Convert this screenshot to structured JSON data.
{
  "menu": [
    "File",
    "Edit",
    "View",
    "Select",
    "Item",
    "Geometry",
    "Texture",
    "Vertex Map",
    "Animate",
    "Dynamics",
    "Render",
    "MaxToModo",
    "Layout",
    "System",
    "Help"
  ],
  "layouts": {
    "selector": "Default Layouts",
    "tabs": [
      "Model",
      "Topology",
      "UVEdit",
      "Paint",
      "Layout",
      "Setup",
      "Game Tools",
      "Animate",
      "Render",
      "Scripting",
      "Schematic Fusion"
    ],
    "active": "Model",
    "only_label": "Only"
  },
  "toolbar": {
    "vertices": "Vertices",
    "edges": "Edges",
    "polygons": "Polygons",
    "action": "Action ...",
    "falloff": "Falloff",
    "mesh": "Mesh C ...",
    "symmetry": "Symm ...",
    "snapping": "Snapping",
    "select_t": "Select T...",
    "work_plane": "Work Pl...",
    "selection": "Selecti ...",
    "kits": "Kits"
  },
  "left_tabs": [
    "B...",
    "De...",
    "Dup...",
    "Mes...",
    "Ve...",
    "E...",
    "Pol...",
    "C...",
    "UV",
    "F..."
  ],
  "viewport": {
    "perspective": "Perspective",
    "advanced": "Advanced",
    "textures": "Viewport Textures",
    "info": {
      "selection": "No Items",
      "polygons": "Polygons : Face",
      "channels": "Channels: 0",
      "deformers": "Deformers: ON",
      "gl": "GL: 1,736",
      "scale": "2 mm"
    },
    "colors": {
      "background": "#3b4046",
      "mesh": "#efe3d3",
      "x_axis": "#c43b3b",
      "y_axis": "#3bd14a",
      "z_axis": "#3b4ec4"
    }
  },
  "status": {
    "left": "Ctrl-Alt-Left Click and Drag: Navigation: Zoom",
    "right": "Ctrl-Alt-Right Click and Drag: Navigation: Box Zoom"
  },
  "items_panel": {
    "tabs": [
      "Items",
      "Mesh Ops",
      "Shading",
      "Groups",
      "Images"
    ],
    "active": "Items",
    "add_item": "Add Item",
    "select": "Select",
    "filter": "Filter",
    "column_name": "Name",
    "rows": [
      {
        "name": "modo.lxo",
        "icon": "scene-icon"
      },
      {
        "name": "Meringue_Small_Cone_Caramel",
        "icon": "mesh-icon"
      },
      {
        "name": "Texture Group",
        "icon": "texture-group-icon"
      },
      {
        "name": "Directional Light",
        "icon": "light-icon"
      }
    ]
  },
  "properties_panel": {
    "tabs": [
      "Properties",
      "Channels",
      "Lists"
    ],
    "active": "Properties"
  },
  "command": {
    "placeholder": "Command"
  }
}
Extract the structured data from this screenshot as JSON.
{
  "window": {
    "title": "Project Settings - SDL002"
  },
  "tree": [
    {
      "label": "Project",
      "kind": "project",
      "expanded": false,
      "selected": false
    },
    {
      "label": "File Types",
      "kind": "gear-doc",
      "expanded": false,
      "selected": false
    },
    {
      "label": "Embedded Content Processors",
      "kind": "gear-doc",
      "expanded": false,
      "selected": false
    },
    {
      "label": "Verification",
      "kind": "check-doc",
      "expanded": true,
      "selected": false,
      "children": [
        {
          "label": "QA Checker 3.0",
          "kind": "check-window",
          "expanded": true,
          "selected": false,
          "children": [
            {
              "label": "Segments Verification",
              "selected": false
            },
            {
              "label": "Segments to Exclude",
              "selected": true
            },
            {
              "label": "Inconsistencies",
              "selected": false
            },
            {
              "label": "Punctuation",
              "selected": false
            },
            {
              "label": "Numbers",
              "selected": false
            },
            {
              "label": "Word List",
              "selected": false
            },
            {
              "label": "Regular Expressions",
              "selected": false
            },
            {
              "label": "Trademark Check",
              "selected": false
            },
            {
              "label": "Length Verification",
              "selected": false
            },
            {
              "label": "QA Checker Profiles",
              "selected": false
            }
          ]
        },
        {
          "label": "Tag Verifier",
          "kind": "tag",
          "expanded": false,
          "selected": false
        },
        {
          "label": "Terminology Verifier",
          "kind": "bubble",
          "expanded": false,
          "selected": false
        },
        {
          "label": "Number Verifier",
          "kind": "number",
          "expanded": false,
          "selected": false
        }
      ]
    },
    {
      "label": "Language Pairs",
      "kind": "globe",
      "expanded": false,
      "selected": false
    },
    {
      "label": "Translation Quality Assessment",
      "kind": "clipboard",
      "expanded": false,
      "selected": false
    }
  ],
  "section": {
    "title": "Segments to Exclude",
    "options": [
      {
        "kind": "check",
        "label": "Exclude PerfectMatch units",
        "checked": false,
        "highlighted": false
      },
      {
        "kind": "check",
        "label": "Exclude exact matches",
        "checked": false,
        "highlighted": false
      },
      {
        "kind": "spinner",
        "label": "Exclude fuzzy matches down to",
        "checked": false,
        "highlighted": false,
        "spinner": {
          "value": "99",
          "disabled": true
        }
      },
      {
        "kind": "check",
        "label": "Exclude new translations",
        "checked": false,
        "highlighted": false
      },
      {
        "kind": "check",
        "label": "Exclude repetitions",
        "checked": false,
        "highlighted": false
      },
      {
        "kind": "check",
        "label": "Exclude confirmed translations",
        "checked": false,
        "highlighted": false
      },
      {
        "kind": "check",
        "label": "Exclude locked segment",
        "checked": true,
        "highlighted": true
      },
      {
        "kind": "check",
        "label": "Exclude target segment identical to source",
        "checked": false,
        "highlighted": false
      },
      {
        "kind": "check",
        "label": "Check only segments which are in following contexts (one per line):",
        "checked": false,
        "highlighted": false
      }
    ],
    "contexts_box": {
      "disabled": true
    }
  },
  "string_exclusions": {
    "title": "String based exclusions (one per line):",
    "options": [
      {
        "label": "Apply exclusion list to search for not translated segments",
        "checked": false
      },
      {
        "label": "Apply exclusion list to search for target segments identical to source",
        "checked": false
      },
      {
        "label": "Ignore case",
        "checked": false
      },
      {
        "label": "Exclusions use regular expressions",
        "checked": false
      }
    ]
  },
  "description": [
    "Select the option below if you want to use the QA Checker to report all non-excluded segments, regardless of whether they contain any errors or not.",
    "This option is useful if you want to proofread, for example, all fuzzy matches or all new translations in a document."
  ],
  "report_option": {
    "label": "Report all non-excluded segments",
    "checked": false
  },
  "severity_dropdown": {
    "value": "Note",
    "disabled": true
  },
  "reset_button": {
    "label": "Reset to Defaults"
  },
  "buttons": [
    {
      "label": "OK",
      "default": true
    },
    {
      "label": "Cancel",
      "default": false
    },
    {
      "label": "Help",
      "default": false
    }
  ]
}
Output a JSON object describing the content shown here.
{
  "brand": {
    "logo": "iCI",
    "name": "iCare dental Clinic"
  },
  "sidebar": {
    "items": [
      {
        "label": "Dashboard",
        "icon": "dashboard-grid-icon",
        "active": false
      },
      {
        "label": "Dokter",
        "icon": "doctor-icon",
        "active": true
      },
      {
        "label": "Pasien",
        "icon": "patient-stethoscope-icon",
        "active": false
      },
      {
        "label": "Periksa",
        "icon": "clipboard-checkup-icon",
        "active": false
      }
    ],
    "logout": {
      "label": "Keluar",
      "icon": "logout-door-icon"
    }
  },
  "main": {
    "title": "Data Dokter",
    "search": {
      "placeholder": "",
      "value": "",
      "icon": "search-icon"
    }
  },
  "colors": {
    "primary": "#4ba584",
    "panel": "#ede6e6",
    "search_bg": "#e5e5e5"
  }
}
_ _ _
Problem to work on:
Your output consists solely of the lines from the one with "Output a JSON" through the last line, copied exactly.

Response:
Output a JSON object describing the content shown here.
{
  "brand": {
    "logo": "iCI",
    "name": "iCare dental Clinic"
  },
  "sidebar": {
    "items": [
      {
        "label": "Dashboard",
        "icon": "dashboard-grid-icon",
        "active": false
      },
      {
        "label": "Dokter",
        "icon": "doctor-icon",
        "active": true
      },
      {
        "label": "Pasien",
        "icon": "patient-stethoscope-icon",
        "active": false
      },
      {
        "label": "Periksa",
        "icon": "clipboard-checkup-icon",
        "active": false
      }
    ],
    "logout": {
      "label": "Keluar",
      "icon": "logout-door-icon"
    }
  },
  "main": {
    "title": "Data Dokter",
    "search": {
      "placeholder": "",
      "value": "",
      "icon": "search-icon"
    }
  },
  "colors": {
    "primary": "#4ba584",
    "panel": "#ede6e6",
    "search_bg": "#e5e5e5"
  }
}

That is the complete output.